Goal of the exercise |
Answer with the number of lines in the listing below that contain the word "资料性附录", and nothing else.

Information given start

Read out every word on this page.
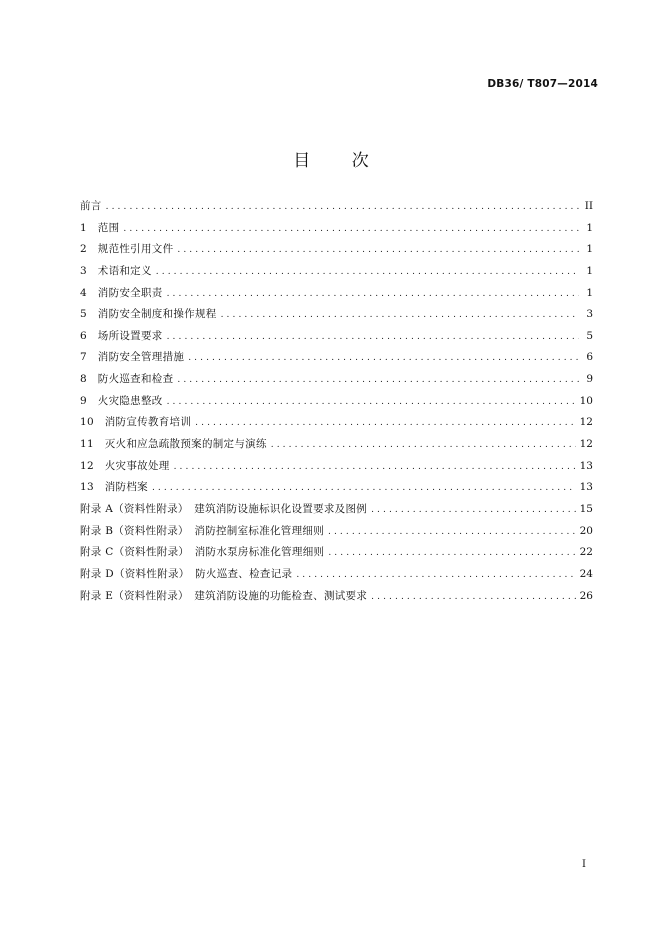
DB36/ T807—2014
目 次
前言 .....	II
1　范围 .....	1
2　规范性引用文件 .....	1
3　术语和定义 .....	1
4　消防安全职责 .....	1
5　消防安全制度和操作规程 .....	3
6　场所设置要求 .....	5
7　消防安全管理措施 .....	6
8　防火巡查和检查 .....	9
9　火灾隐患整改 .....	10
10　消防宣传教育培训 .....	12
11　灭火和应急疏散预案的制定与演练 .....	12
12　火灾事故处理 .....	13
13　消防档案 .....	13
附录 A（资料性附录）　建筑消防设施标识化设置要求及图例 .....	15
附录 B（资料性附录）　消防控制室标准化管理细则 .....	20
附录 C（资料性附录）　消防水泵房标准化管理细则 .....	22
附录 D（资料性附录）　防火巡查、检查记录 .....	24
附录 E（资料性附录）　建筑消防设施的功能检查、测试要求 .....	26
I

Information given end

Answer |
5